Omit every picture, then give all the entries again exactly.

* PROVIDED ENTRIES:
■ ■ ■ ■

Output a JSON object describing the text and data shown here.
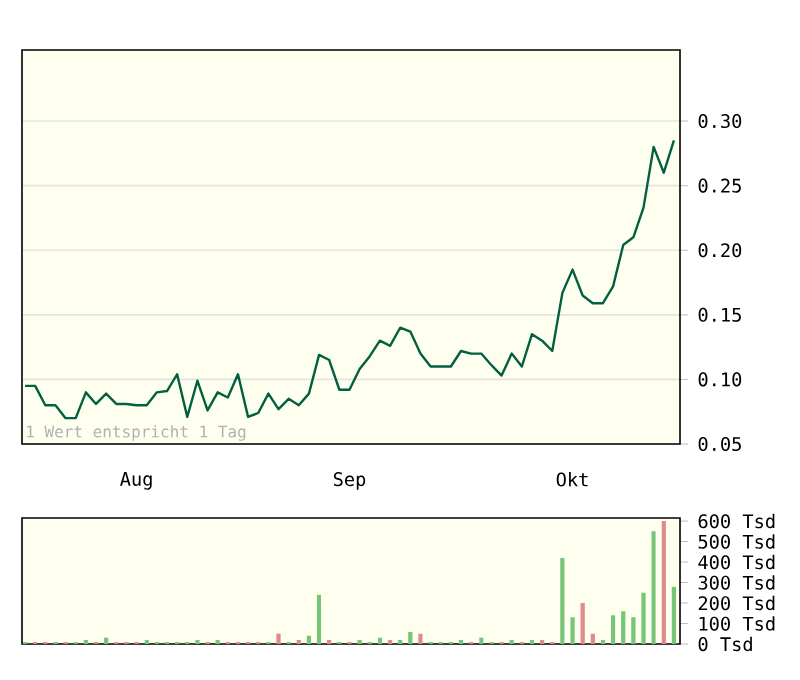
{
  "chart_data": [
    {
      "type": "line",
      "color": "#006040",
      "categories": [
        null,
        null,
        null,
        null,
        null,
        null,
        null,
        null,
        null,
        null,
        null,
        "Aug",
        null,
        null,
        null,
        null,
        null,
        null,
        null,
        null,
        null,
        null,
        null,
        null,
        null,
        null,
        null,
        null,
        null,
        null,
        null,
        null,
        "Sep",
        null,
        null,
        null,
        null,
        null,
        null,
        null,
        null,
        null,
        null,
        null,
        null,
        null,
        null,
        null,
        null,
        null,
        null,
        null,
        null,
        null,
        "Okt",
        null,
        null,
        null,
        null,
        null,
        null,
        null,
        null,
        null,
        null
      ],
      "values": [
        0.095,
        0.095,
        0.08,
        0.08,
        0.07,
        0.07,
        0.09,
        0.081,
        0.089,
        0.081,
        0.081,
        0.08,
        0.08,
        0.09,
        0.091,
        0.104,
        0.071,
        0.099,
        0.076,
        0.09,
        0.086,
        0.104,
        0.071,
        0.074,
        0.089,
        0.077,
        0.085,
        0.08,
        0.089,
        0.119,
        0.115,
        0.092,
        0.092,
        0.108,
        0.118,
        0.13,
        0.126,
        0.14,
        0.137,
        0.12,
        0.11,
        0.11,
        0.11,
        0.122,
        0.12,
        0.12,
        0.111,
        0.103,
        0.12,
        0.11,
        0.135,
        0.13,
        0.122,
        0.167,
        0.185,
        0.165,
        0.159,
        0.159,
        0.172,
        0.204,
        0.21,
        0.233,
        0.28,
        0.26,
        0.285
      ],
      "ylim": [
        0.05,
        0.355
      ],
      "yticks": [
        {
          "value": 0.05,
          "label": "0.05"
        },
        {
          "value": 0.1,
          "label": "0.10"
        },
        {
          "value": 0.15,
          "label": "0.15"
        },
        {
          "value": 0.2,
          "label": "0.20"
        },
        {
          "value": 0.25,
          "label": "0.25"
        },
        {
          "value": 0.3,
          "label": "0.30"
        }
      ],
      "grid": "y",
      "annotations": [
        "1 Wert entspricht 1 Tag"
      ]
    },
    {
      "type": "bar",
      "categories": [
        null,
        null,
        null,
        null,
        null,
        null,
        null,
        null,
        null,
        null,
        null,
        null,
        null,
        null,
        null,
        null,
        null,
        null,
        null,
        null,
        null,
        null,
        null,
        null,
        null,
        null,
        null,
        null,
        null,
        null,
        null,
        null,
        null,
        null,
        null,
        null,
        null,
        null,
        null,
        null,
        null,
        null,
        null,
        null,
        null,
        null,
        null,
        null,
        null,
        null,
        null,
        null,
        null,
        null,
        null,
        null,
        null,
        null,
        null,
        null,
        null,
        null,
        null,
        null,
        null
      ],
      "values": [
        10,
        10,
        10,
        10,
        10,
        10,
        20,
        10,
        30,
        10,
        10,
        10,
        20,
        10,
        10,
        10,
        10,
        20,
        10,
        20,
        10,
        10,
        10,
        10,
        10,
        50,
        10,
        20,
        40,
        240,
        20,
        10,
        10,
        20,
        10,
        30,
        20,
        20,
        60,
        50,
        10,
        10,
        10,
        20,
        10,
        30,
        10,
        10,
        20,
        10,
        20,
        20,
        10,
        420,
        130,
        200,
        50,
        20,
        140,
        160,
        130,
        250,
        550,
        600,
        280
      ],
      "colors": [
        "#77c677",
        "#e08a8a",
        "#e08a8a",
        "#77c677",
        "#e08a8a",
        "#77c677",
        "#77c677",
        "#e08a8a",
        "#77c677",
        "#e08a8a",
        "#e08a8a",
        "#e08a8a",
        "#77c677",
        "#77c677",
        "#77c677",
        "#77c677",
        "#77c677",
        "#77c677",
        "#e08a8a",
        "#77c677",
        "#e08a8a",
        "#e08a8a",
        "#e08a8a",
        "#e08a8a",
        "#77c677",
        "#e08a8a",
        "#77c677",
        "#e08a8a",
        "#77c677",
        "#77c677",
        "#e08a8a",
        "#77c677",
        "#e08a8a",
        "#77c677",
        "#77c677",
        "#77c677",
        "#e08a8a",
        "#77c677",
        "#77c677",
        "#e08a8a",
        "#77c677",
        "#77c677",
        "#77c677",
        "#77c677",
        "#e08a8a",
        "#77c677",
        "#77c677",
        "#e08a8a",
        "#77c677",
        "#e08a8a",
        "#77c677",
        "#e08a8a",
        "#e08a8a",
        "#77c677",
        "#77c677",
        "#e08a8a",
        "#e08a8a",
        "#77c677",
        "#77c677",
        "#77c677",
        "#77c677",
        "#77c677",
        "#77c677",
        "#e08a8a",
        "#77c677"
      ],
      "ylim": [
        0,
        615
      ],
      "yticks": [
        {
          "value": 0,
          "label": "0 Tsd"
        },
        {
          "value": 100,
          "label": "100 Tsd"
        },
        {
          "value": 200,
          "label": "200 Tsd"
        },
        {
          "value": 300,
          "label": "300 Tsd"
        },
        {
          "value": 400,
          "label": "400 Tsd"
        },
        {
          "value": 500,
          "label": "500 Tsd"
        },
        {
          "value": 600,
          "label": "600 Tsd"
        }
      ]
    }
  ]
}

■ ■ ■ ■

* TASK RESULT:
Output a JSON object describing the text and data shown here.
{
  "chart_data": [
    {
      "type": "line",
      "color": "#006040",
      "categories": [
        null,
        null,
        null,
        null,
        null,
        null,
        null,
        null,
        null,
        null,
        null,
        "Aug",
        null,
        null,
        null,
        null,
        null,
        null,
        null,
        null,
        null,
        null,
        null,
        null,
        null,
        null,
        null,
        null,
        null,
        null,
        null,
        null,
        "Sep",
        null,
        null,
        null,
        null,
        null,
        null,
        null,
        null,
        null,
        null,
        null,
        null,
        null,
        null,
        null,
        null,
        null,
        null,
        null,
        null,
        null,
        "Okt",
        null,
        null,
        null,
        null,
        null,
        null,
        null,
        null,
        null,
        null
      ],
      "values": [
        0.095,
        0.095,
        0.08,
        0.08,
        0.07,
        0.07,
        0.09,
        0.081,
        0.089,
        0.081,
        0.081,
        0.08,
        0.08,
        0.09,
        0.091,
        0.104,
        0.071,
        0.099,
        0.076,
        0.09,
        0.086,
        0.104,
        0.071,
        0.074,
        0.089,
        0.077,
        0.085,
        0.08,
        0.089,
        0.119,
        0.115,
        0.092,
        0.092,
        0.108,
        0.118,
        0.13,
        0.126,
        0.14,
        0.137,
        0.12,
        0.11,
        0.11,
        0.11,
        0.122,
        0.12,
        0.12,
        0.111,
        0.103,
        0.12,
        0.11,
        0.135,
        0.13,
        0.122,
        0.167,
        0.185,
        0.165,
        0.159,
        0.159,
        0.172,
        0.204,
        0.21,
        0.233,
        0.28,
        0.26,
        0.285
      ],
      "ylim": [
        0.05,
        0.355
      ],
      "yticks": [
        {
          "value": 0.05,
          "label": "0.05"
        },
        {
          "value": 0.1,
          "label": "0.10"
        },
        {
          "value": 0.15,
          "label": "0.15"
        },
        {
          "value": 0.2,
          "label": "0.20"
        },
        {
          "value": 0.25,
          "label": "0.25"
        },
        {
          "value": 0.3,
          "label": "0.30"
        }
      ],
      "grid": "y",
      "annotations": [
        "1 Wert entspricht 1 Tag"
      ]
    },
    {
      "type": "bar",
      "categories": [
        null,
        null,
        null,
        null,
        null,
        null,
        null,
        null,
        null,
        null,
        null,
        null,
        null,
        null,
        null,
        null,
        null,
        null,
        null,
        null,
        null,
        null,
        null,
        null,
        null,
        null,
        null,
        null,
        null,
        null,
        null,
        null,
        null,
        null,
        null,
        null,
        null,
        null,
        null,
        null,
        null,
        null,
        null,
        null,
        null,
        null,
        null,
        null,
        null,
        null,
        null,
        null,
        null,
        null,
        null,
        null,
        null,
        null,
        null,
        null,
        null,
        null,
        null,
        null,
        null
      ],
      "values": [
        10,
        10,
        10,
        10,
        10,
        10,
        20,
        10,
        30,
        10,
        10,
        10,
        20,
        10,
        10,
        10,
        10,
        20,
        10,
        20,
        10,
        10,
        10,
        10,
        10,
        50,
        10,
        20,
        40,
        240,
        20,
        10,
        10,
        20,
        10,
        30,
        20,
        20,
        60,
        50,
        10,
        10,
        10,
        20,
        10,
        30,
        10,
        10,
        20,
        10,
        20,
        20,
        10,
        420,
        130,
        200,
        50,
        20,
        140,
        160,
        130,
        250,
        550,
        600,
        280
      ],
      "colors": [
        "#77c677",
        "#e08a8a",
        "#e08a8a",
        "#77c677",
        "#e08a8a",
        "#77c677",
        "#77c677",
        "#e08a8a",
        "#77c677",
        "#e08a8a",
        "#e08a8a",
        "#e08a8a",
        "#77c677",
        "#77c677",
        "#77c677",
        "#77c677",
        "#77c677",
        "#77c677",
        "#e08a8a",
        "#77c677",
        "#e08a8a",
        "#e08a8a",
        "#e08a8a",
        "#e08a8a",
        "#77c677",
        "#e08a8a",
        "#77c677",
        "#e08a8a",
        "#77c677",
        "#77c677",
        "#e08a8a",
        "#77c677",
        "#e08a8a",
        "#77c677",
        "#77c677",
        "#77c677",
        "#e08a8a",
        "#77c677",
        "#77c677",
        "#e08a8a",
        "#77c677",
        "#77c677",
        "#77c677",
        "#77c677",
        "#e08a8a",
        "#77c677",
        "#77c677",
        "#e08a8a",
        "#77c677",
        "#e08a8a",
        "#77c677",
        "#e08a8a",
        "#e08a8a",
        "#77c677",
        "#77c677",
        "#e08a8a",
        "#e08a8a",
        "#77c677",
        "#77c677",
        "#77c677",
        "#77c677",
        "#77c677",
        "#77c677",
        "#e08a8a",
        "#77c677"
      ],
      "ylim": [
        0,
        615
      ],
      "yticks": [
        {
          "value": 0,
          "label": "0 Tsd"
        },
        {
          "value": 100,
          "label": "100 Tsd"
        },
        {
          "value": 200,
          "label": "200 Tsd"
        },
        {
          "value": 300,
          "label": "300 Tsd"
        },
        {
          "value": 400,
          "label": "400 Tsd"
        },
        {
          "value": 500,
          "label": "500 Tsd"
        },
        {
          "value": 600,
          "label": "600 Tsd"
        }
      ]
    }
  ]
}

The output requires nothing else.